[Stored data entries]
"""

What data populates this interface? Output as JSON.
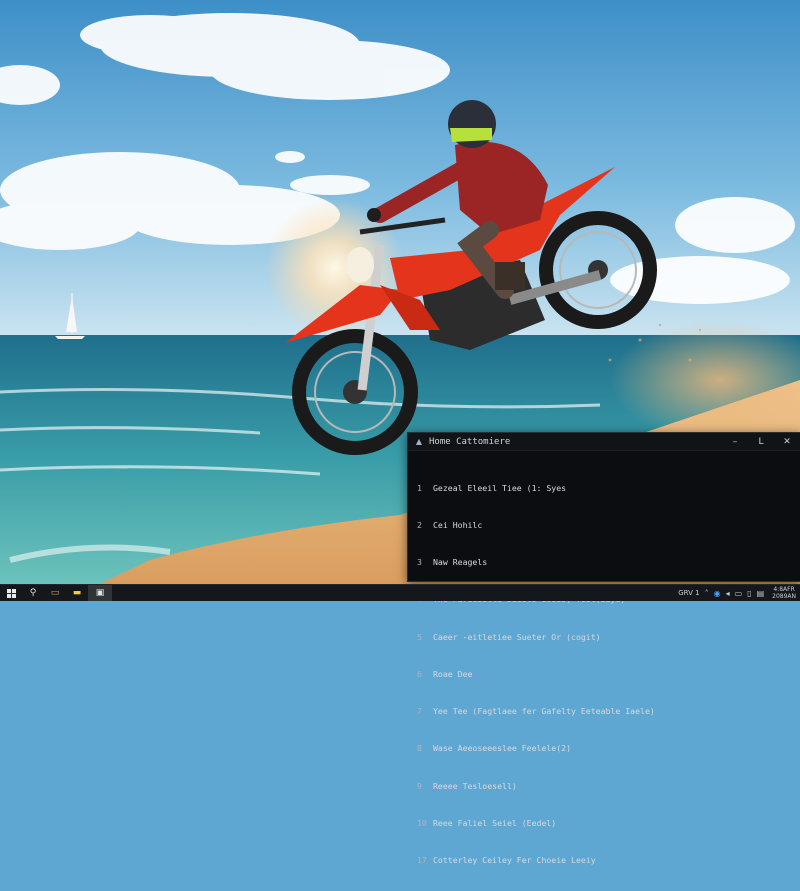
{
  "terminal": {
    "title": "Home Cattomiere",
    "controls": {
      "minimize": "–",
      "maximize": "L",
      "close": "✕"
    },
    "lines": [
      {
        "num": "1",
        "text": "Gezeal Eleeil Tiee (1: Syes"
      },
      {
        "num": "2",
        "text": "Cei Hohilc"
      },
      {
        "num": "3",
        "text": "Naw Reagels"
      },
      {
        "num": "4",
        "text": "The Fareesitle Jaeels Coeis( Teel(Eaye)"
      },
      {
        "num": "5",
        "text": "Caeer -eitletiee Sueter Or (cogit)"
      },
      {
        "num": "6",
        "text": "Roae Dee"
      },
      {
        "num": "7",
        "text": "Yee Tee (Fagtlaee fer Gafelty Eeteable Iaele)"
      },
      {
        "num": "8",
        "text": "Wase Aeeoseeeslee Feelele(2)"
      },
      {
        "num": "9",
        "text": "Reeee Tesloesell)"
      },
      {
        "num": "10",
        "text": "Reee Faliel Seiel (Eedel)"
      },
      {
        "num": "17",
        "text": "Cotterley Ceiley Fer Choeie Leeiy"
      }
    ]
  },
  "taskbar": {
    "start_icon": "windows-start-icon",
    "items": [
      {
        "icon": "search-icon",
        "glyph": "⚲"
      },
      {
        "icon": "browser-icon",
        "glyph": "▭"
      },
      {
        "icon": "folder-icon",
        "glyph": "▬"
      },
      {
        "icon": "terminal-icon",
        "glyph": "▣"
      }
    ],
    "tray_label": "GRV 1",
    "clock_time": "4:8AFR",
    "clock_date": "2089AN"
  },
  "colors": {
    "sky": "#5fa7d3",
    "sea": "#2f8f9e",
    "sand": "#e8b77c",
    "bike": "#e8321a",
    "terminal_bg": "#0b0d10",
    "taskbar_bg": "#14171b"
  }
}
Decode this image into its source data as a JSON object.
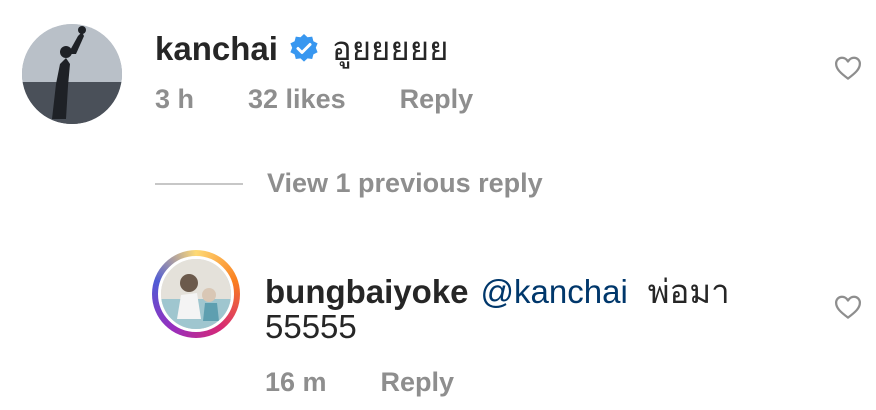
{
  "comments": [
    {
      "username": "kanchai",
      "text": "อูยยยยย",
      "time": "3 h",
      "likes": "32 likes",
      "reply_label": "Reply",
      "verified": true
    }
  ],
  "thread": {
    "view_replies_label": "View 1 previous reply"
  },
  "replies": [
    {
      "username": "bungbaiyoke",
      "mention": "@kanchai",
      "text_line1": "พ่อมา",
      "text_line2": "55555",
      "time": "16 m",
      "reply_label": "Reply"
    }
  ],
  "colors": {
    "username": "#262626",
    "meta": "#8e8e8e",
    "mention": "#00376b",
    "verified": "#3897f0"
  }
}
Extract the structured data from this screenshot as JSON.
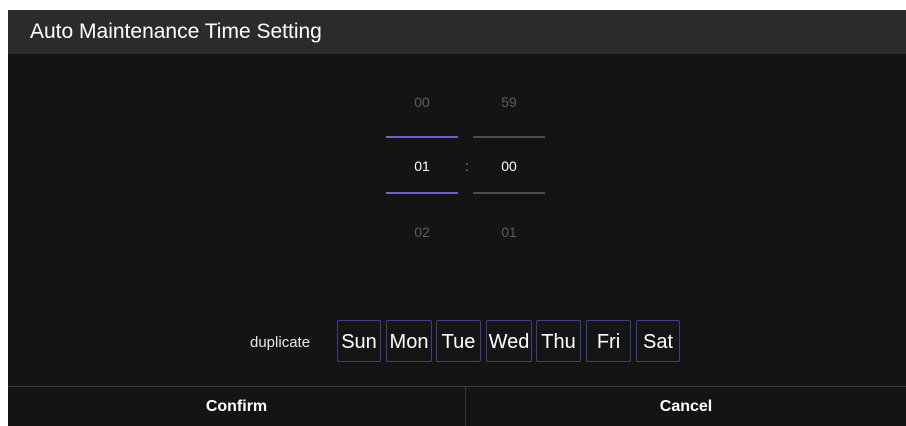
{
  "dialog": {
    "title": "Auto Maintenance Time Setting"
  },
  "time_picker": {
    "hour": {
      "prev": "00",
      "selected": "01",
      "next": "02"
    },
    "separator": ":",
    "minute": {
      "prev": "59",
      "selected": "00",
      "next": "01"
    },
    "accent_color": "#6b5fd8"
  },
  "repeat": {
    "label": "duplicate",
    "days": [
      "Sun",
      "Mon",
      "Tue",
      "Wed",
      "Thu",
      "Fri",
      "Sat"
    ]
  },
  "footer": {
    "confirm_label": "Confirm",
    "cancel_label": "Cancel"
  }
}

"""

§ **Problem to work on**:
Transcribe all of the entries word for word, but skip any pictures they contain.

§ **The completed task**:
What data populates this interface? Output as JSON.
{
  "terminal": {
    "title": "Home Cattomiere",
    "controls": {
      "minimize": "–",
      "maximize": "L",
      "close": "✕"
    },
    "lines": [
      {
        "num": "1",
        "text": "Gezeal Eleeil Tiee (1: Syes"
      },
      {
        "num": "2",
        "text": "Cei Hohilc"
      },
      {
        "num": "3",
        "text": "Naw Reagels"
      },
      {
        "num": "4",
        "text": "The Fareesitle Jaeels Coeis( Teel(Eaye)"
      },
      {
        "num": "5",
        "text": "Caeer -eitletiee Sueter Or (cogit)"
      },
      {
        "num": "6",
        "text": "Roae Dee"
      },
      {
        "num": "7",
        "text": "Yee Tee (Fagtlaee fer Gafelty Eeteable Iaele)"
      },
      {
        "num": "8",
        "text": "Wase Aeeoseeeslee Feelele(2)"
      },
      {
        "num": "9",
        "text": "Reeee Tesloesell)"
      },
      {
        "num": "10",
        "text": "Reee Faliel Seiel (Eedel)"
      },
      {
        "num": "17",
        "text": "Cotterley Ceiley Fer Choeie Leeiy"
      }
    ]
  },
  "taskbar": {
    "start_icon": "windows-start-icon",
    "items": [
      {
        "icon": "search-icon",
        "glyph": "⚲"
      },
      {
        "icon": "browser-icon",
        "glyph": "▭"
      },
      {
        "icon": "folder-icon",
        "glyph": "▬"
      },
      {
        "icon": "terminal-icon",
        "glyph": "▣"
      }
    ],
    "tray_label": "GRV 1",
    "clock_time": "4:8AFR",
    "clock_date": "2089AN"
  },
  "colors": {
    "sky": "#5fa7d3",
    "sea": "#2f8f9e",
    "sand": "#e8b77c",
    "bike": "#e8321a",
    "terminal_bg": "#0b0d10",
    "taskbar_bg": "#14171b"
  }
}
Decode this image into its source data as a JSON object.
{
  "comments": [
    {
      "username": "kanchai",
      "text": "อูยยยยย",
      "time": "3 h",
      "likes": "32 likes",
      "reply_label": "Reply",
      "verified": true
    }
  ],
  "thread": {
    "view_replies_label": "View 1 previous reply"
  },
  "replies": [
    {
      "username": "bungbaiyoke",
      "mention": "@kanchai",
      "text_line1": "พ่อมา",
      "text_line2": "55555",
      "time": "16 m",
      "reply_label": "Reply"
    }
  ],
  "colors": {
    "username": "#262626",
    "meta": "#8e8e8e",
    "mention": "#00376b",
    "verified": "#3897f0"
  }
}
Extract the structured data from this screenshot as JSON.
{
  "dialog": {
    "title": "Auto Maintenance Time Setting"
  },
  "time_picker": {
    "hour": {
      "prev": "00",
      "selected": "01",
      "next": "02"
    },
    "separator": ":",
    "minute": {
      "prev": "59",
      "selected": "00",
      "next": "01"
    },
    "accent_color": "#6b5fd8"
  },
  "repeat": {
    "label": "duplicate",
    "days": [
      "Sun",
      "Mon",
      "Tue",
      "Wed",
      "Thu",
      "Fri",
      "Sat"
    ]
  },
  "footer": {
    "confirm_label": "Confirm",
    "cancel_label": "Cancel"
  }
}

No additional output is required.